═══ Data listing ═══
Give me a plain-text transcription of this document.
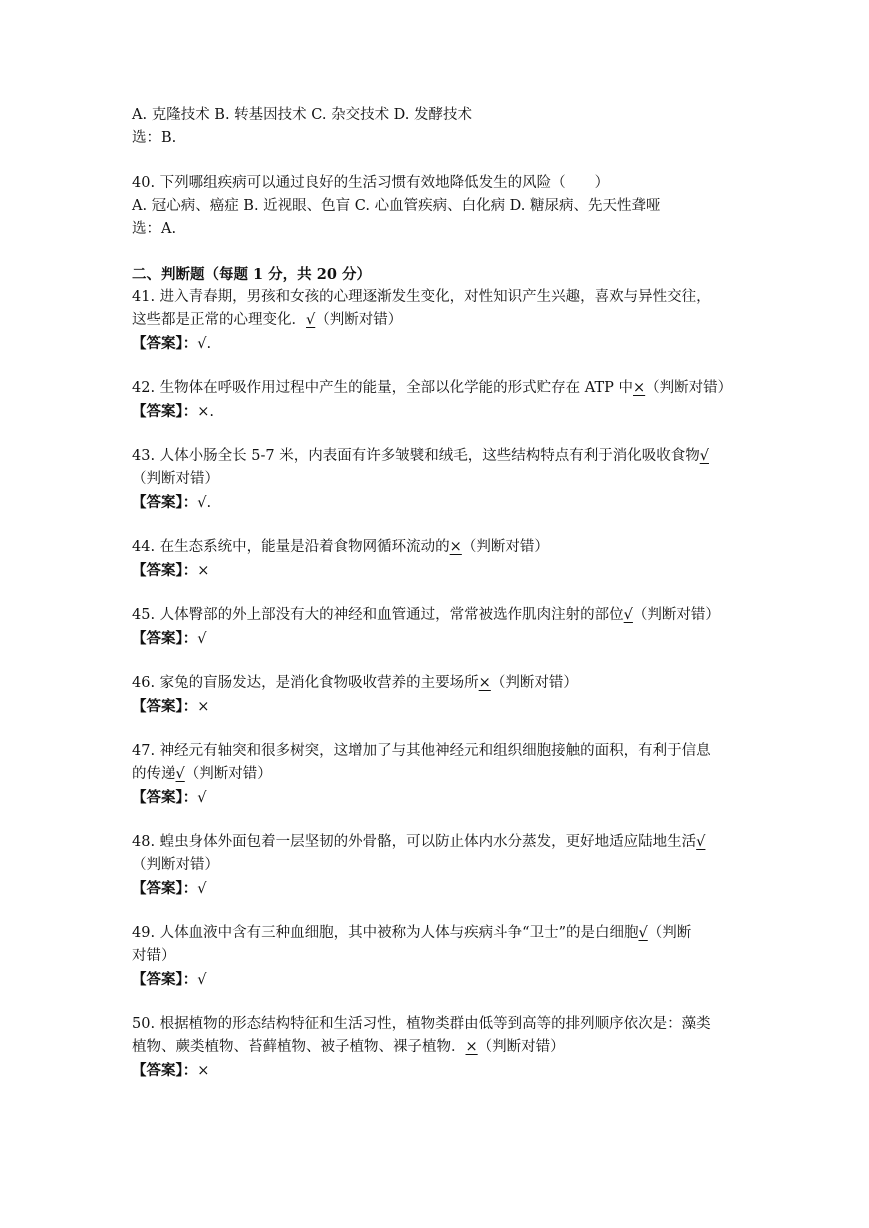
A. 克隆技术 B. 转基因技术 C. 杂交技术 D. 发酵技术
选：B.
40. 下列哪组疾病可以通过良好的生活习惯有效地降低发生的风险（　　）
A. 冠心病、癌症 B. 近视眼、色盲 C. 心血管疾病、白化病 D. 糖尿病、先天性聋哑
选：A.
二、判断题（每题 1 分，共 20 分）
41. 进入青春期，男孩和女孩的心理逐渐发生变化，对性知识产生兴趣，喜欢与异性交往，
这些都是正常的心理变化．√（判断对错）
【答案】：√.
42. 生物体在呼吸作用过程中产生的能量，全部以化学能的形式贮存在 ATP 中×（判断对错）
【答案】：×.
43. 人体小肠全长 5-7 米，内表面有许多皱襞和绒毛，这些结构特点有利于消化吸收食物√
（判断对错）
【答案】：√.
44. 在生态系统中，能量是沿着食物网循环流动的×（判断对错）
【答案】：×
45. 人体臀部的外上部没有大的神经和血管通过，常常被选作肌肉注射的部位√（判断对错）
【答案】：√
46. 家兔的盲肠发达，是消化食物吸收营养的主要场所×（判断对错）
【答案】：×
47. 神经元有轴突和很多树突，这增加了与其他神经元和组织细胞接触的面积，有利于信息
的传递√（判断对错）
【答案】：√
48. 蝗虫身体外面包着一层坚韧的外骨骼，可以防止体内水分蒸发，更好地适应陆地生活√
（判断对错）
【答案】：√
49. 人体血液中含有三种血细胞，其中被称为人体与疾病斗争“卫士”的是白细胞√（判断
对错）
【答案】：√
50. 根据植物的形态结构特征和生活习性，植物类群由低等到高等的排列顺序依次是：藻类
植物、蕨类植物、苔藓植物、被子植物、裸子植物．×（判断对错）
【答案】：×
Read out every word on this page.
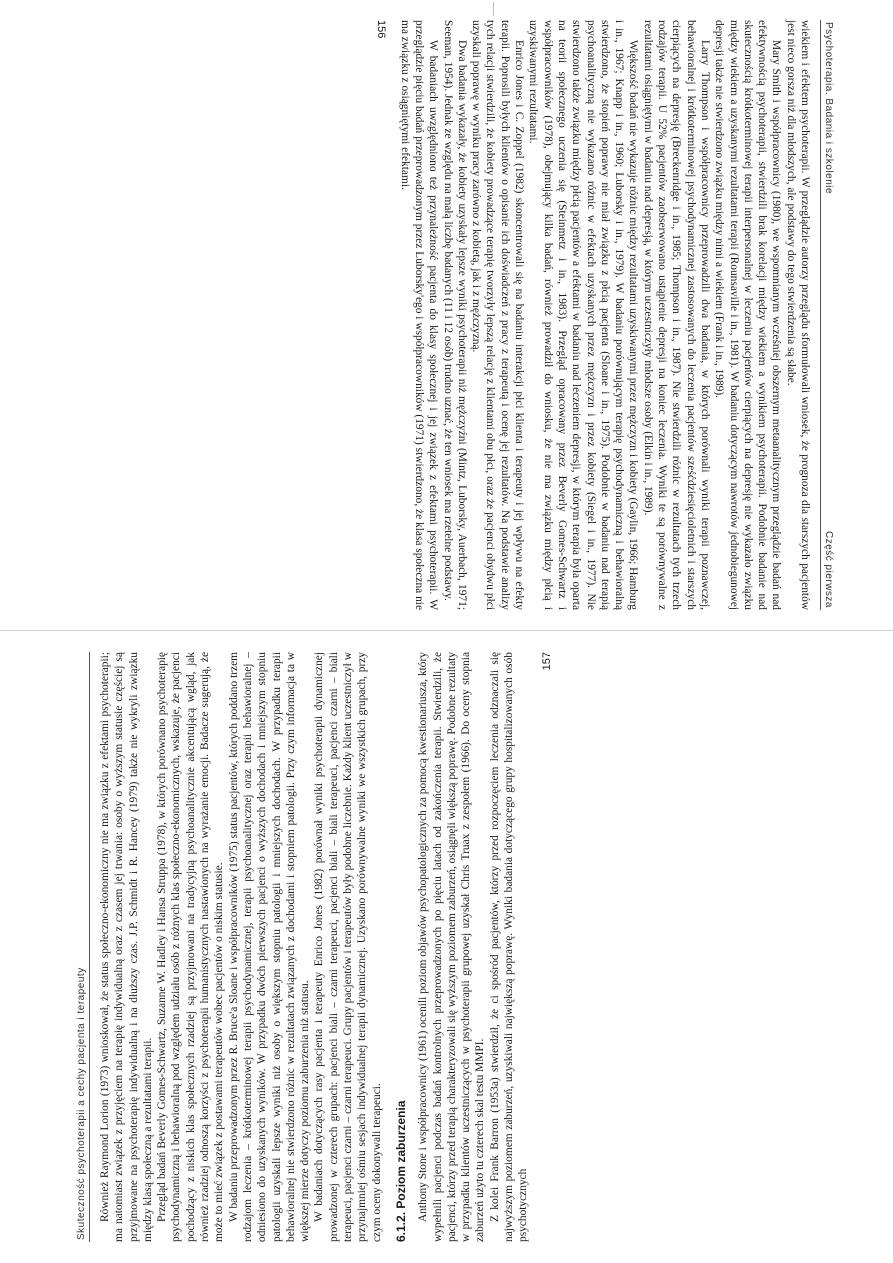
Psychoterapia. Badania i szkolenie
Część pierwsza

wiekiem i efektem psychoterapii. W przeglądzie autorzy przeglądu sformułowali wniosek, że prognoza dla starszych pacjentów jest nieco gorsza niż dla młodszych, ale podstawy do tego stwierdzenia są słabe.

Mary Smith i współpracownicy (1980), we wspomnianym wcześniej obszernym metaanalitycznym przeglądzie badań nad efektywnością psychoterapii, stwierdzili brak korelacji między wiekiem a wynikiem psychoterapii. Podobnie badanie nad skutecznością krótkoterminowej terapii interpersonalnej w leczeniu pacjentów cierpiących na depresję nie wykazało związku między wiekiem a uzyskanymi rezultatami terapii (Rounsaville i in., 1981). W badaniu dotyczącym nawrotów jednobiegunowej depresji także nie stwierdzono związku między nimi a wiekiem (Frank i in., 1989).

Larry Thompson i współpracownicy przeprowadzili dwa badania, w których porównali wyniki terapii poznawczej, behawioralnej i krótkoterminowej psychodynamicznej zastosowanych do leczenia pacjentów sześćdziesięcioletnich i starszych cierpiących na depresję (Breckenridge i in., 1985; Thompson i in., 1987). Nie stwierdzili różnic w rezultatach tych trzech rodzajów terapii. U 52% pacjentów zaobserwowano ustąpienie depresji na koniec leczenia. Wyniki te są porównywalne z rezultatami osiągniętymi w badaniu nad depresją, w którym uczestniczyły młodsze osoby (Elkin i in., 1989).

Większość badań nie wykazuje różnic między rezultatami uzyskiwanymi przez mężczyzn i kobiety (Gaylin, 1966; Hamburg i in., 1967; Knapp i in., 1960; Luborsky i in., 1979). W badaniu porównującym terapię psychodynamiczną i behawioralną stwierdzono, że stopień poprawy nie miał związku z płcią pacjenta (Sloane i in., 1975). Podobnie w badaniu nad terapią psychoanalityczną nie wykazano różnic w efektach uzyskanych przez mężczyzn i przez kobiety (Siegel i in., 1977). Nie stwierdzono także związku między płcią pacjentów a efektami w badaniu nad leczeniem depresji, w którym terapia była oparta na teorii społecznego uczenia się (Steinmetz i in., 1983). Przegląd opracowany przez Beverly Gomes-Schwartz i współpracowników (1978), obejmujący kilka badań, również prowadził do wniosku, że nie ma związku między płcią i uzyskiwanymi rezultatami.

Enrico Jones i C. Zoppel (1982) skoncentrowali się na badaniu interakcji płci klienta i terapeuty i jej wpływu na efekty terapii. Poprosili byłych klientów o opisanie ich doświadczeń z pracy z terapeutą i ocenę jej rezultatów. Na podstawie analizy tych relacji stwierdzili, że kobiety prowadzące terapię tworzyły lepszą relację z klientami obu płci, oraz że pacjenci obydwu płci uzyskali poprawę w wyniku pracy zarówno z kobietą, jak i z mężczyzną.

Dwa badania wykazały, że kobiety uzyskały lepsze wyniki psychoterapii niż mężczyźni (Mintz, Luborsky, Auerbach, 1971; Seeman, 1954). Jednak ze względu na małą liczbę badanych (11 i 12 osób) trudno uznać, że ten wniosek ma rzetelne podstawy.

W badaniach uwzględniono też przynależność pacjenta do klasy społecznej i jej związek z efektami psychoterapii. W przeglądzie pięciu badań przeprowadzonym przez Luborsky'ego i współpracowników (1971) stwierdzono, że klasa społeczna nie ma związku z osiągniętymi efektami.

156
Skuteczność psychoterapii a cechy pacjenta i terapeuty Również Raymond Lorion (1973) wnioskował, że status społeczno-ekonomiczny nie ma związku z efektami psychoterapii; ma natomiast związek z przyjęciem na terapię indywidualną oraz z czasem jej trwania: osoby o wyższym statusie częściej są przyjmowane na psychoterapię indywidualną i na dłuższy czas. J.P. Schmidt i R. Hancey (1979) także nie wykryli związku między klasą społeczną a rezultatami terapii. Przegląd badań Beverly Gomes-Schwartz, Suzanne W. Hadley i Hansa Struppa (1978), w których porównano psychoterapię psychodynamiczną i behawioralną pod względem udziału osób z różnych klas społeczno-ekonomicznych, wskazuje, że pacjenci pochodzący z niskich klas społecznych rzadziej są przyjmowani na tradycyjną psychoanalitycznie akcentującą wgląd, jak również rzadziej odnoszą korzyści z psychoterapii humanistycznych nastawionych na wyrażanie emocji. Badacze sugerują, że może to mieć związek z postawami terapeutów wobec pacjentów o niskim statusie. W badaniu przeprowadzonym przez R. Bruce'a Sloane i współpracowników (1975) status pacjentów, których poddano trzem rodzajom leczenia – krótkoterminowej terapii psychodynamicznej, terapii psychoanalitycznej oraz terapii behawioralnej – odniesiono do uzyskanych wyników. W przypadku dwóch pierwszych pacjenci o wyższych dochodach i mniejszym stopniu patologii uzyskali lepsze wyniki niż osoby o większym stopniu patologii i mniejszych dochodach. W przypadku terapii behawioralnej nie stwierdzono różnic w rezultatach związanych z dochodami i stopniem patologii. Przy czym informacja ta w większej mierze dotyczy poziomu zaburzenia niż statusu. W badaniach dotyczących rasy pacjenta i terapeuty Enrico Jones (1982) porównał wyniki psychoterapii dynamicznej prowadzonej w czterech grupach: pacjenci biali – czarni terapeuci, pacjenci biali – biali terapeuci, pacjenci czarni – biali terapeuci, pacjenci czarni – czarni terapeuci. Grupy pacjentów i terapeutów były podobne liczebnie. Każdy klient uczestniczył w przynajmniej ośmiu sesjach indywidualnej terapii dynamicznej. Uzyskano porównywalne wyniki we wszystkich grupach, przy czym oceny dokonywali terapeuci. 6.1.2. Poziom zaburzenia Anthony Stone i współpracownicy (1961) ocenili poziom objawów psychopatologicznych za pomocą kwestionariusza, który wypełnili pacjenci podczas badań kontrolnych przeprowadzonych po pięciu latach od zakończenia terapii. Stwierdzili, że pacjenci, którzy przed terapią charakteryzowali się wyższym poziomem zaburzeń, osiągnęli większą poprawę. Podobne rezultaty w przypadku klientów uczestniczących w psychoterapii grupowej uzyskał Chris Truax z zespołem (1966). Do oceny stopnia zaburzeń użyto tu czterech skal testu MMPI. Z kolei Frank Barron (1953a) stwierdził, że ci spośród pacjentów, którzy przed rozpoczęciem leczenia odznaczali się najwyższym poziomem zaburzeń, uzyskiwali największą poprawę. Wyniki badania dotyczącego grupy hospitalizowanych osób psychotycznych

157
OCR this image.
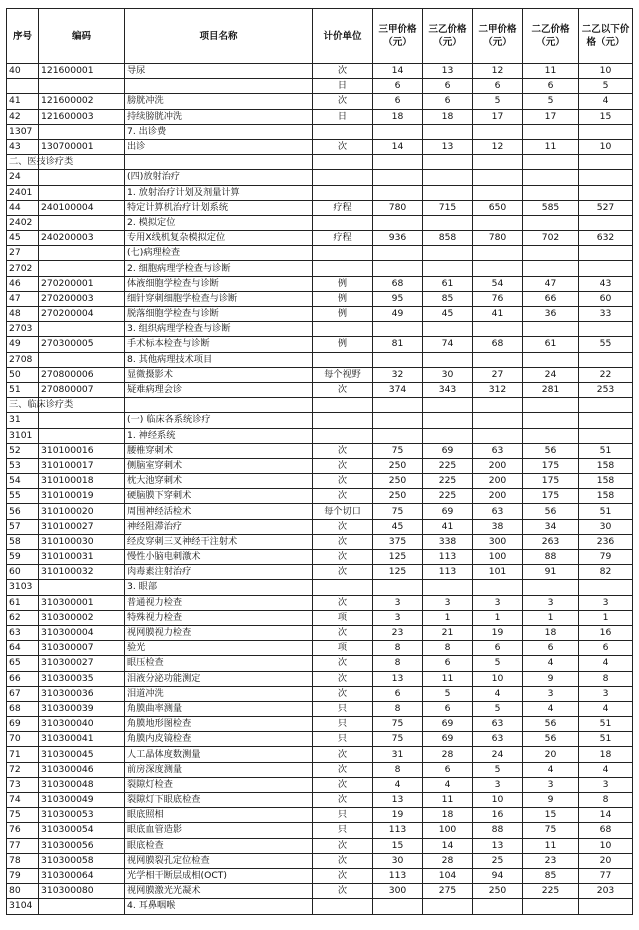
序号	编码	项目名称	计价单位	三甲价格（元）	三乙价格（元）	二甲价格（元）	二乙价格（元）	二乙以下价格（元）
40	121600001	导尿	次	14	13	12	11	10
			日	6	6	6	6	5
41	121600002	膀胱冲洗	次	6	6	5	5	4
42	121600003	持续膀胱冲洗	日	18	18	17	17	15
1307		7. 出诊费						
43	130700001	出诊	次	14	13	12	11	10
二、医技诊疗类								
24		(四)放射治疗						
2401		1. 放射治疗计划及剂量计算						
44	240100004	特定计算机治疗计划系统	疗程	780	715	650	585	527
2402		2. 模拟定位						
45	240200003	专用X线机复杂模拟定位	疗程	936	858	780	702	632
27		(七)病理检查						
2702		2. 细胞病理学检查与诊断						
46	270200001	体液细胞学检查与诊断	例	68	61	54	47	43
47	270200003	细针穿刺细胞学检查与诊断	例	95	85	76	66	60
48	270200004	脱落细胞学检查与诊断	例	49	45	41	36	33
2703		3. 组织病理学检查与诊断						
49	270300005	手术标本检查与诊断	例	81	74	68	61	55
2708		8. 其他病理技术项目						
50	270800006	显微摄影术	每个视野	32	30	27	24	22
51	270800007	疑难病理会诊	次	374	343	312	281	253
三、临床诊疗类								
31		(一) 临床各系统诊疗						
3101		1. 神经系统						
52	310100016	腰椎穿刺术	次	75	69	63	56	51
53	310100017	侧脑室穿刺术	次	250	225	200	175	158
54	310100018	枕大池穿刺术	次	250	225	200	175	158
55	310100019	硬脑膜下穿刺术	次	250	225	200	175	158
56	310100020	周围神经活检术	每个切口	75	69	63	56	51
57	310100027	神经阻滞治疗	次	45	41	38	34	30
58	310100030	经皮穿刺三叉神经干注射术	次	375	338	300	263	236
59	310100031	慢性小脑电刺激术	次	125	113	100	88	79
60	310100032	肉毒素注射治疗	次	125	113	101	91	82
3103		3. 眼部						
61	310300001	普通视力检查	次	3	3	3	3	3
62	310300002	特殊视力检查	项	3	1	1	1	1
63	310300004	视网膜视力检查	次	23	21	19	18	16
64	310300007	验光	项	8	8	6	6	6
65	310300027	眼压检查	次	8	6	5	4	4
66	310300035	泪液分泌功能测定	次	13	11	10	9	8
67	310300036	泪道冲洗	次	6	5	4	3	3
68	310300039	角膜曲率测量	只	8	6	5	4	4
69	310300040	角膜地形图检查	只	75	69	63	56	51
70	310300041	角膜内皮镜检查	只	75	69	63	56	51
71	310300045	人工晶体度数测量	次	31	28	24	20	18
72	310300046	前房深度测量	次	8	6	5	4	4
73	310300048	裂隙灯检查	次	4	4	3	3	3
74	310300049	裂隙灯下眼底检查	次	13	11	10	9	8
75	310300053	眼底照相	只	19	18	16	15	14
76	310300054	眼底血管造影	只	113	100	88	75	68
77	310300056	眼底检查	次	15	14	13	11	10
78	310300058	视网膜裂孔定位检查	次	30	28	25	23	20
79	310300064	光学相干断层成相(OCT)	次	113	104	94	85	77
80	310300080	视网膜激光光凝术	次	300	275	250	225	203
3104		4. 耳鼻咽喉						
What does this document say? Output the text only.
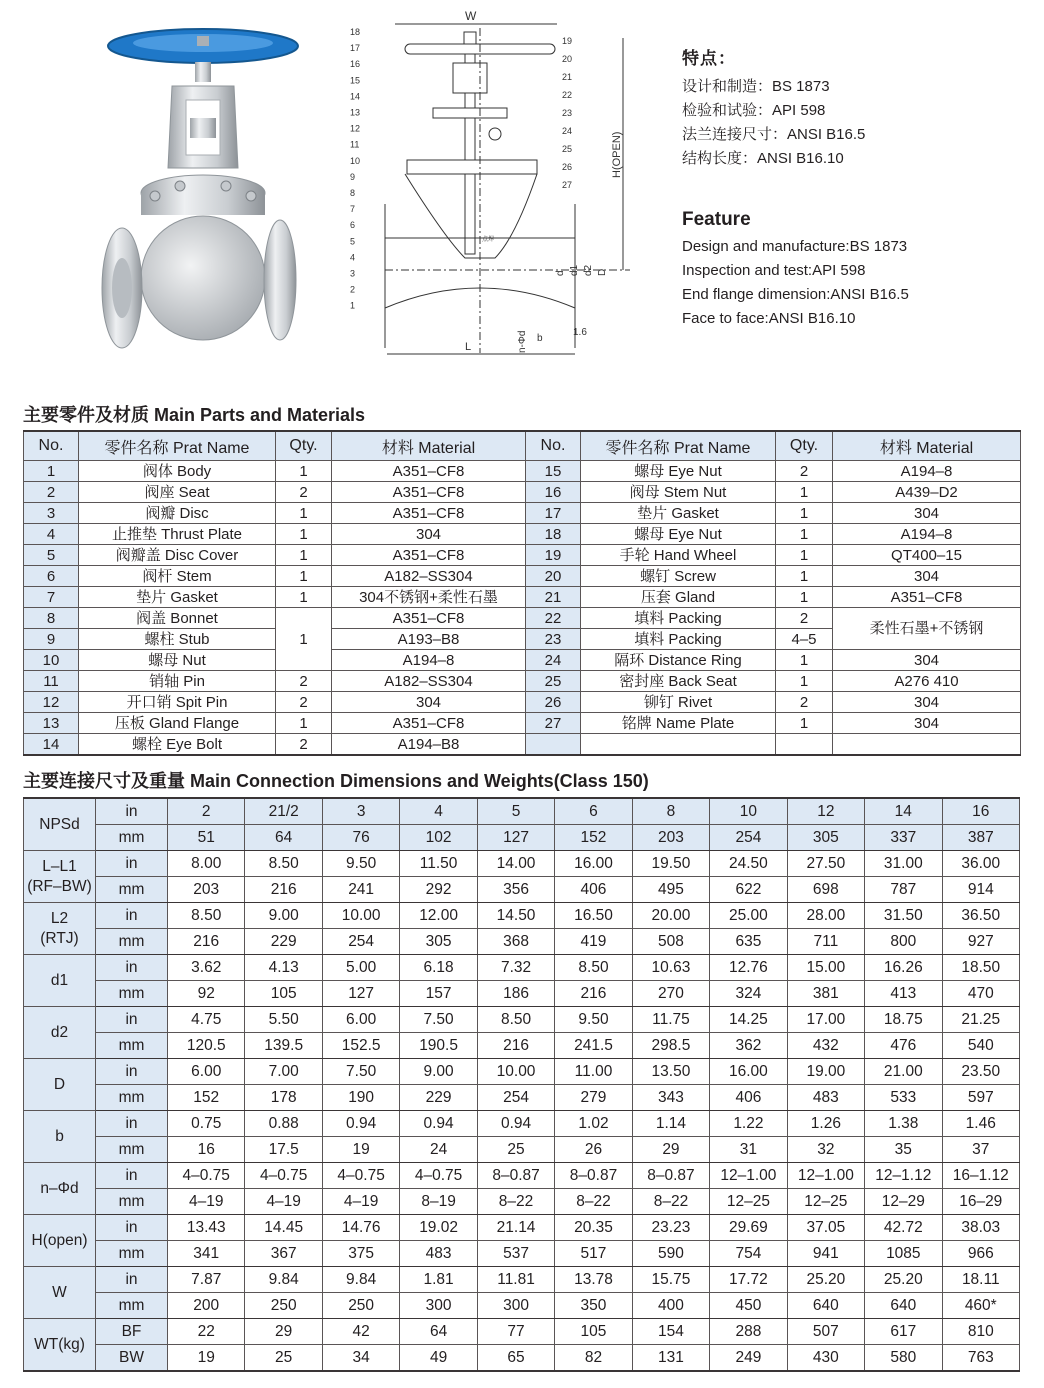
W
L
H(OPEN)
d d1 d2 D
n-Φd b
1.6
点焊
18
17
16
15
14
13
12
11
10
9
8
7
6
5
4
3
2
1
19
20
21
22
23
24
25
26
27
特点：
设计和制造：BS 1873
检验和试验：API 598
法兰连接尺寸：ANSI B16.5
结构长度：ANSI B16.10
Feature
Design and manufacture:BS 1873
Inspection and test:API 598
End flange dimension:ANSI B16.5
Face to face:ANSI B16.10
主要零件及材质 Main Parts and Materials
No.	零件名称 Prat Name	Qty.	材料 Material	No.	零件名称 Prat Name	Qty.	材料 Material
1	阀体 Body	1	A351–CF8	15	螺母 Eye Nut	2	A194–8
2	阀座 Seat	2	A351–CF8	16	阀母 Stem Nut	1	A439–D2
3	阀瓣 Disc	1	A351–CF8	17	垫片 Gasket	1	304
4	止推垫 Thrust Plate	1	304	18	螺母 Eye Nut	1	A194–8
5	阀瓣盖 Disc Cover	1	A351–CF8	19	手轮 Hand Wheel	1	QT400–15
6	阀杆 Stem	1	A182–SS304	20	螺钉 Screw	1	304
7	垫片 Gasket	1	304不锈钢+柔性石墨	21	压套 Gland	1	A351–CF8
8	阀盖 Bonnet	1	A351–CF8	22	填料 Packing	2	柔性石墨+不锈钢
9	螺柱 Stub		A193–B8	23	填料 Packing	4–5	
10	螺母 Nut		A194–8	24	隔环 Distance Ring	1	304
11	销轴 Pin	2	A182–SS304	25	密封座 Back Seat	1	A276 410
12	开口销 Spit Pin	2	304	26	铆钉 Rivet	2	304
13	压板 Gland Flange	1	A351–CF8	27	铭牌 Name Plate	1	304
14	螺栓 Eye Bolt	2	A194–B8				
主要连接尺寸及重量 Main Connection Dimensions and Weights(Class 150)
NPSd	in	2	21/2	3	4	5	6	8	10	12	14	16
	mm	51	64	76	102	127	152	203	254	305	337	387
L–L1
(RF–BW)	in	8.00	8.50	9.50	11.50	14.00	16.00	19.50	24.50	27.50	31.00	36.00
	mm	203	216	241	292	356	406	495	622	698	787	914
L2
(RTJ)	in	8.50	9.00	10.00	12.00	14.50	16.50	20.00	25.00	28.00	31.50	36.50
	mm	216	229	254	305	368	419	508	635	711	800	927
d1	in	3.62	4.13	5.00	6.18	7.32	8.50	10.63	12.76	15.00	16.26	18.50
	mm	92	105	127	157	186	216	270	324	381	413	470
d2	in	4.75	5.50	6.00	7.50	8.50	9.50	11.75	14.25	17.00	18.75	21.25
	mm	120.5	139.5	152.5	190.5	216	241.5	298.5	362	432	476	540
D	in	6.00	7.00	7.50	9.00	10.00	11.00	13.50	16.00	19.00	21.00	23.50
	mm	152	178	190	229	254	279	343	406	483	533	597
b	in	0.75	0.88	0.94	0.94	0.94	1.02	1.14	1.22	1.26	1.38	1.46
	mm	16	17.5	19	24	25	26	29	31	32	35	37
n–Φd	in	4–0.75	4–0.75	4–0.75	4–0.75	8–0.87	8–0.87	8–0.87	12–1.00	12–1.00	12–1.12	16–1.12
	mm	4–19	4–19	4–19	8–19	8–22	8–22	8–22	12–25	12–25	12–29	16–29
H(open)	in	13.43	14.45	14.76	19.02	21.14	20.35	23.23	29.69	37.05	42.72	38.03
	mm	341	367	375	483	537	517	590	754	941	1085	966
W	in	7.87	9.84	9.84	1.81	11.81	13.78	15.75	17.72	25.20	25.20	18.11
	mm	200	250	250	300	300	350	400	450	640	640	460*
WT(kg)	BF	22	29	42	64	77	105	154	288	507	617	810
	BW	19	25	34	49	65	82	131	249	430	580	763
═══
→ **What you need to do**
Keep only the lines that hold the string "柔性石墨", and copy them out.

→ **Response below**
7	垫片 Gasket	1	304不锈钢+柔性石墨	21	压套 Gland	1	A351–CF8
8	阀盖 Bonnet	1	A351–CF8	22	填料 Packing	2	柔性石墨+不锈钢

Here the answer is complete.